__Goal__: Pick out the lines in the listing below that contain the word "average" and copy them.

===== Records to process

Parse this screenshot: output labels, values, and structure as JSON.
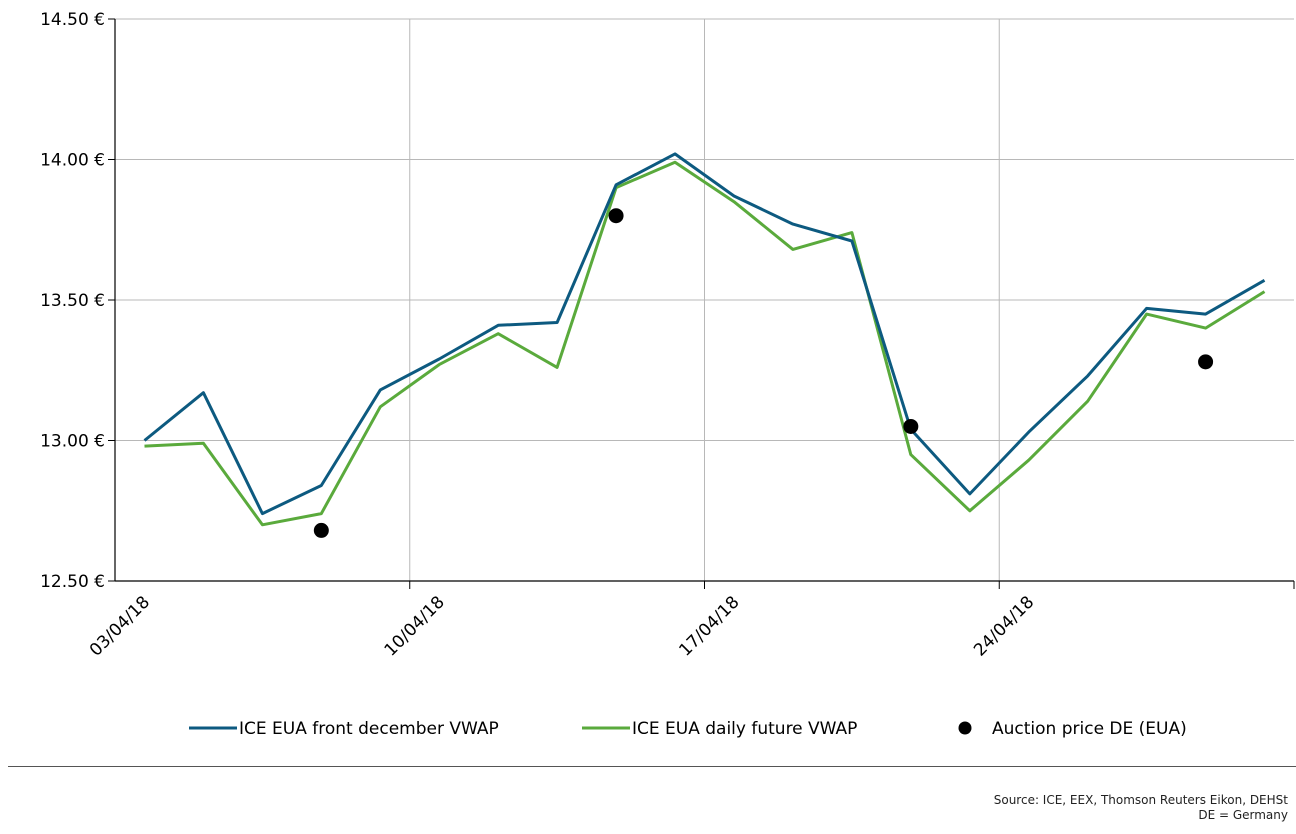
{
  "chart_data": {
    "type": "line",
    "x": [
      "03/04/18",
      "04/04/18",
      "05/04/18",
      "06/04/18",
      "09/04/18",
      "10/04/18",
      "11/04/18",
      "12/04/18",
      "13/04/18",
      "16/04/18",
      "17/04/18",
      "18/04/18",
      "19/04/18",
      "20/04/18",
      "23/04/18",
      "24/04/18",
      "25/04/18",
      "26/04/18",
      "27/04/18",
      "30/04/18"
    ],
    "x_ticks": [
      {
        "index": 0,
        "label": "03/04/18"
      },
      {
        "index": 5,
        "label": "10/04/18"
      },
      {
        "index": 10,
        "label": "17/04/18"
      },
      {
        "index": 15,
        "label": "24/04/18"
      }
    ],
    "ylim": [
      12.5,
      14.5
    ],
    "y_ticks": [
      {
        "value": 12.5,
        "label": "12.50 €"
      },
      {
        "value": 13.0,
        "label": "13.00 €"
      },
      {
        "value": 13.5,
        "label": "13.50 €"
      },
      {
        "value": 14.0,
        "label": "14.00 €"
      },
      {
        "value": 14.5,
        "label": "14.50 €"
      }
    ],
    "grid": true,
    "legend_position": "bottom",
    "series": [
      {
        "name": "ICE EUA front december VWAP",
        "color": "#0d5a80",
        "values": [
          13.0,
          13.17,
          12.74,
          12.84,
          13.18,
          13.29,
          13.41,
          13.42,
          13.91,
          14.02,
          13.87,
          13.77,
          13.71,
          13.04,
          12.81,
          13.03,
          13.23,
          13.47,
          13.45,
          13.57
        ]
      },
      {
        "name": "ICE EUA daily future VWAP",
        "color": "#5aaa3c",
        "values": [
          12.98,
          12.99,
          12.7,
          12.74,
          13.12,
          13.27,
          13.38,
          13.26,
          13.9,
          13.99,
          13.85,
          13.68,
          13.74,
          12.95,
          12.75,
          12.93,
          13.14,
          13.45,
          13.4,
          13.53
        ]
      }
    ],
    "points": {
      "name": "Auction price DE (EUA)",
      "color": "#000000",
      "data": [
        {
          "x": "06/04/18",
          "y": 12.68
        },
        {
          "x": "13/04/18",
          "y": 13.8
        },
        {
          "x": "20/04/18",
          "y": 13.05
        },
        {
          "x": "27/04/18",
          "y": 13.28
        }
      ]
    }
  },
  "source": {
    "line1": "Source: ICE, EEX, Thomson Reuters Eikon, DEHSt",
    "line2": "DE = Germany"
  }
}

==========
===== Records to process

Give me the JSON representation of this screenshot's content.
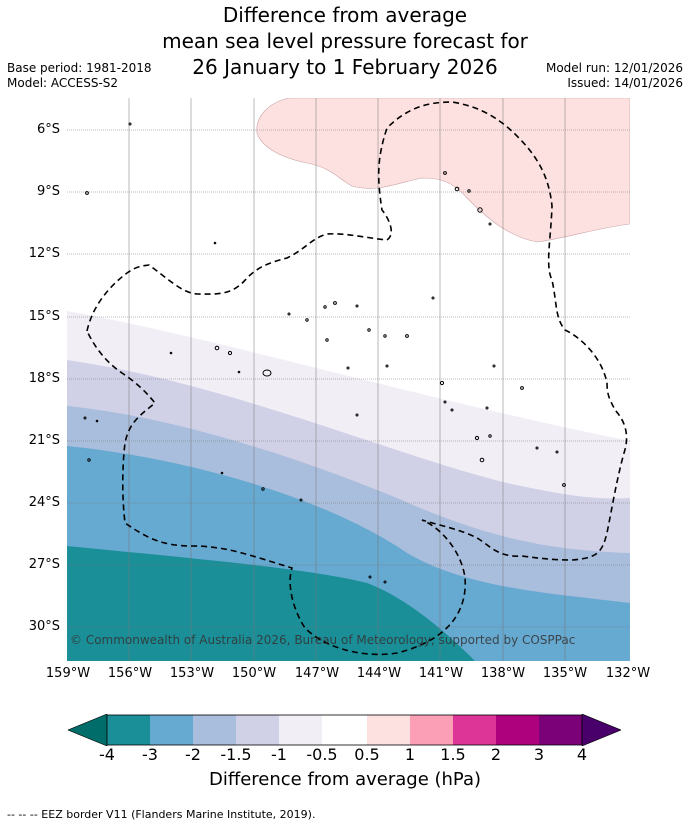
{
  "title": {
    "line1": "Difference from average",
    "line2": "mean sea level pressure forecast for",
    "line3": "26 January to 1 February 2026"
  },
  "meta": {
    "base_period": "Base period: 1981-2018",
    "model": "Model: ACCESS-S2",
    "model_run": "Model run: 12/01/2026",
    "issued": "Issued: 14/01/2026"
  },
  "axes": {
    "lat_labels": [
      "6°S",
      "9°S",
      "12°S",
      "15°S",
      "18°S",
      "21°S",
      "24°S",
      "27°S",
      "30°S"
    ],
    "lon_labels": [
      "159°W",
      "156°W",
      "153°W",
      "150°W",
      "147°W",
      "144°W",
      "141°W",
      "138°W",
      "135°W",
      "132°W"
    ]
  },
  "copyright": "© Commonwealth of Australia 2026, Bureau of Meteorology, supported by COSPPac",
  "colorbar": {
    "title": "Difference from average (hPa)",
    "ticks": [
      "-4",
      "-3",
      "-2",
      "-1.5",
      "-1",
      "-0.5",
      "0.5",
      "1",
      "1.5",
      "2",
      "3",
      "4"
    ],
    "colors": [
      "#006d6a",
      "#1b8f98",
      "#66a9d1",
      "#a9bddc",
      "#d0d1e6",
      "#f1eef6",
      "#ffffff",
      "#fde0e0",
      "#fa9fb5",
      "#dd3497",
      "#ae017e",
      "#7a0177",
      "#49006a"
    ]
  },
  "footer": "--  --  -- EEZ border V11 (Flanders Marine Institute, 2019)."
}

==========

__Task answer__:
    "line1": "Difference from average",
    "title": "Difference from average (hPa)",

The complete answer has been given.